◆ Required work ◆
Could you output each line of the data that follows exactly?

◆ Material supplied ◆

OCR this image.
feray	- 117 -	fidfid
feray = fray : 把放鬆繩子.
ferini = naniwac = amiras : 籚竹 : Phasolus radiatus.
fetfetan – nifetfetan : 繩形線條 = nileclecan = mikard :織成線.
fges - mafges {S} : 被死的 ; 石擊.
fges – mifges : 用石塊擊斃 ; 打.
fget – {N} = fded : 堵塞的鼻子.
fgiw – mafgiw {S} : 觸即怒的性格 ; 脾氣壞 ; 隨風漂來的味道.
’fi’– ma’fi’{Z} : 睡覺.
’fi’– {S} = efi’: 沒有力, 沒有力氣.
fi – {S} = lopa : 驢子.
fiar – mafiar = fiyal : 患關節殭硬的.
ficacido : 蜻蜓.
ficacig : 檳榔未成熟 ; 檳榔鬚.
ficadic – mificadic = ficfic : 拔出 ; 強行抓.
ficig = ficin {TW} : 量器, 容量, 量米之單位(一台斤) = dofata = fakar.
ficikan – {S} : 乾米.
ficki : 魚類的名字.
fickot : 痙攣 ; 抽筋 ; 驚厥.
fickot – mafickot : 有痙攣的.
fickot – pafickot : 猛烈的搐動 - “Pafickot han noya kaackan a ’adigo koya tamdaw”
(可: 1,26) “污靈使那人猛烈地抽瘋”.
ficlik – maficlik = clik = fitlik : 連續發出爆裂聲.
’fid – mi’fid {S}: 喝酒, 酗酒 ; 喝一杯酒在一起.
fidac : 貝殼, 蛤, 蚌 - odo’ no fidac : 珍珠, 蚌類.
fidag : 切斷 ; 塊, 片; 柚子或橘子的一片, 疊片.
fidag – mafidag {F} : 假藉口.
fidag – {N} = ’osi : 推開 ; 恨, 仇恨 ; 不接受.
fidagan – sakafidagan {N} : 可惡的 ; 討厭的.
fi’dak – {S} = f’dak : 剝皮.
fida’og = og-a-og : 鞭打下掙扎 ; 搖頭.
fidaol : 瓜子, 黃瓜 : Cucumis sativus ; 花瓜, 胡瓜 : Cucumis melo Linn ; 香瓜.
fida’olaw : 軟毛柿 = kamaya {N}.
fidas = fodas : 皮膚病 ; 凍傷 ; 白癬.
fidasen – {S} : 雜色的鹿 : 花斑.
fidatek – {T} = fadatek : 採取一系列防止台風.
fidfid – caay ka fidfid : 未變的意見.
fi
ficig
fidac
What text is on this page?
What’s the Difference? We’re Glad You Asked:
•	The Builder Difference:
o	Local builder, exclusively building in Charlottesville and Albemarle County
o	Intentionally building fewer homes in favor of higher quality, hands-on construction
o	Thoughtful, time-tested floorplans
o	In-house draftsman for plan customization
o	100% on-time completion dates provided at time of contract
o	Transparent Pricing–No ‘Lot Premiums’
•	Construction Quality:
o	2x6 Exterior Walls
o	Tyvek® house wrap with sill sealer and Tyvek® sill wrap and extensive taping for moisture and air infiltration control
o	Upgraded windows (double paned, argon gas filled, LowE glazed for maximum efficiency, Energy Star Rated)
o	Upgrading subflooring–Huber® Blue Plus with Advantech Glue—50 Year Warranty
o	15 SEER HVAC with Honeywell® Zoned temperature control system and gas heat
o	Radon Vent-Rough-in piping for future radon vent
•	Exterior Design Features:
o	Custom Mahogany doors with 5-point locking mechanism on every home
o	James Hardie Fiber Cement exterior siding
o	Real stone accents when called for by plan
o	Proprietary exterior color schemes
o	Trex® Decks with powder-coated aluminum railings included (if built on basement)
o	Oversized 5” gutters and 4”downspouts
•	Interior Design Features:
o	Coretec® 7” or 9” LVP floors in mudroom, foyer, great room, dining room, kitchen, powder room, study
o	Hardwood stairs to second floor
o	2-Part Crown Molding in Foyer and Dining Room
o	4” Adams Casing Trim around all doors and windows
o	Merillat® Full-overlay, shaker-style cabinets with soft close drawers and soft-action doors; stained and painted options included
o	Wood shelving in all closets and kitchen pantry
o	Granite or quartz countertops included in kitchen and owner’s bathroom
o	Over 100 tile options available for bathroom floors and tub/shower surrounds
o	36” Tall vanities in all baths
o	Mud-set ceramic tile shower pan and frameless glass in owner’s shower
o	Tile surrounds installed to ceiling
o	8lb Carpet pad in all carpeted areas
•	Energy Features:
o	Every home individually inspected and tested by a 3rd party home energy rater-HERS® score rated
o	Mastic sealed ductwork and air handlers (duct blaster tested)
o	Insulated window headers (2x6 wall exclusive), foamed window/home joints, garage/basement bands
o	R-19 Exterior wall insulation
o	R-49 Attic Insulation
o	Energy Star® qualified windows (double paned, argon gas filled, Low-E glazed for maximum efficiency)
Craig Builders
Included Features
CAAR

◆ Written solution ◆
OCR this image.
feray	- 117 -	fidfid
feray = fray : 把放鬆繩子.
ferini = naniwac = amiras : 籚竹 : Phasolus radiatus.
fetfetan – nifetfetan : 繩形線條 = nileclecan = mikard :織成線.
fges - mafges {S} : 被死的 ; 石擊.
fges – mifges : 用石塊擊斃 ; 打.
fget – {N} = fded : 堵塞的鼻子.
fgiw – mafgiw {S} : 觸即怒的性格 ; 脾氣壞 ; 隨風漂來的味道.
’fi’– ma’fi’{Z} : 睡覺.
’fi’– {S} = efi’: 沒有力, 沒有力氣.
fi – {S} = lopa : 驢子.
fiar – mafiar = fiyal : 患關節殭硬的.
ficacido : 蜻蜓.
ficacig : 檳榔未成熟 ; 檳榔鬚.
ficadic – mificadic = ficfic : 拔出 ; 強行抓.
ficig = ficin {TW} : 量器, 容量, 量米之單位(一台斤) = dofata = fakar.
ficikan – {S} : 乾米.
ficki : 魚類的名字.
fickot : 痙攣 ; 抽筋 ; 驚厥.
fickot – mafickot : 有痙攣的.
fickot – pafickot : 猛烈的搐動 - “Pafickot han noya kaackan a ’adigo koya tamdaw”
(可: 1,26) “污靈使那人猛烈地抽瘋”.
ficlik – maficlik = clik = fitlik : 連續發出爆裂聲.
’fid – mi’fid {S}: 喝酒, 酗酒 ; 喝一杯酒在一起.
fidac : 貝殼, 蛤, 蚌 - odo’ no fidac : 珍珠, 蚌類.
fidag : 切斷 ; 塊, 片; 柚子或橘子的一片, 疊片.
fidag – mafidag {F} : 假藉口.
fidag – {N} = ’osi : 推開 ; 恨, 仇恨 ; 不接受.
fidagan – sakafidagan {N} : 可惡的 ; 討厭的.
fi’dak – {S} = f’dak : 剝皮.
fida’og = og-a-og : 鞭打下掙扎 ; 搖頭.
fidaol : 瓜子, 黃瓜 : Cucumis sativus ; 花瓜, 胡瓜 : Cucumis melo Linn ; 香瓜.
fida’olaw : 軟毛柿 = kamaya {N}.
fidas = fodas : 皮膚病 ; 凍傷 ; 白癬.
fidasen – {S} : 雜色的鹿 : 花斑.
fidatek – {T} = fadatek : 採取一系列防止台風.
fidfid – caay ka fidfid : 未變的意見.
fi
ficig
fidac
What text is on this page?
What’s the Difference? We’re Glad You Asked:
•	The Builder Difference:
o	Local builder, exclusively building in Charlottesville and Albemarle County
o	Intentionally building fewer homes in favor of higher quality, hands-on construction
o	Thoughtful, time-tested floorplans
o	In-house draftsman for plan customization
o	100% on-time completion dates provided at time of contract
o	Transparent Pricing–No ‘Lot Premiums’
•	Construction Quality:
o	2x6 Exterior Walls
o	Tyvek® house wrap with sill sealer and Tyvek® sill wrap and extensive taping for moisture and air infiltration control
o	Upgraded windows (double paned, argon gas filled, LowE glazed for maximum efficiency, Energy Star Rated)
o	Upgrading subflooring–Huber® Blue Plus with Advantech Glue—50 Year Warranty
o	15 SEER HVAC with Honeywell® Zoned temperature control system and gas heat
o	Radon Vent-Rough-in piping for future radon vent
•	Exterior Design Features:
o	Custom Mahogany doors with 5-point locking mechanism on every home
o	James Hardie Fiber Cement exterior siding
o	Real stone accents when called for by plan
o	Proprietary exterior color schemes
o	Trex® Decks with powder-coated aluminum railings included (if built on basement)
o	Oversized 5” gutters and 4”downspouts
•	Interior Design Features:
o	Coretec® 7” or 9” LVP floors in mudroom, foyer, great room, dining room, kitchen, powder room, study
o	Hardwood stairs to second floor
o	2-Part Crown Molding in Foyer and Dining Room
o	4” Adams Casing Trim around all doors and windows
o	Merillat® Full-overlay, shaker-style cabinets with soft close drawers and soft-action doors; stained and painted options included
o	Wood shelving in all closets and kitchen pantry
o	Granite or quartz countertops included in kitchen and owner’s bathroom
o	Over 100 tile options available for bathroom floors and tub/shower surrounds
o	36” Tall vanities in all baths
o	Mud-set ceramic tile shower pan and frameless glass in owner’s shower
o	Tile surrounds installed to ceiling
o	8lb Carpet pad in all carpeted areas
•	Energy Features:
o	Every home individually inspected and tested by a 3rd party home energy rater-HERS® score rated
o	Mastic sealed ductwork and air handlers (duct blaster tested)
o	Insulated window headers (2x6 wall exclusive), foamed window/home joints, garage/basement bands
o	R-19 Exterior wall insulation
o	R-49 Attic Insulation
o	Energy Star® qualified windows (double paned, argon gas filled, Low-E glazed for maximum efficiency)
Craig Builders
Included Features
CAAR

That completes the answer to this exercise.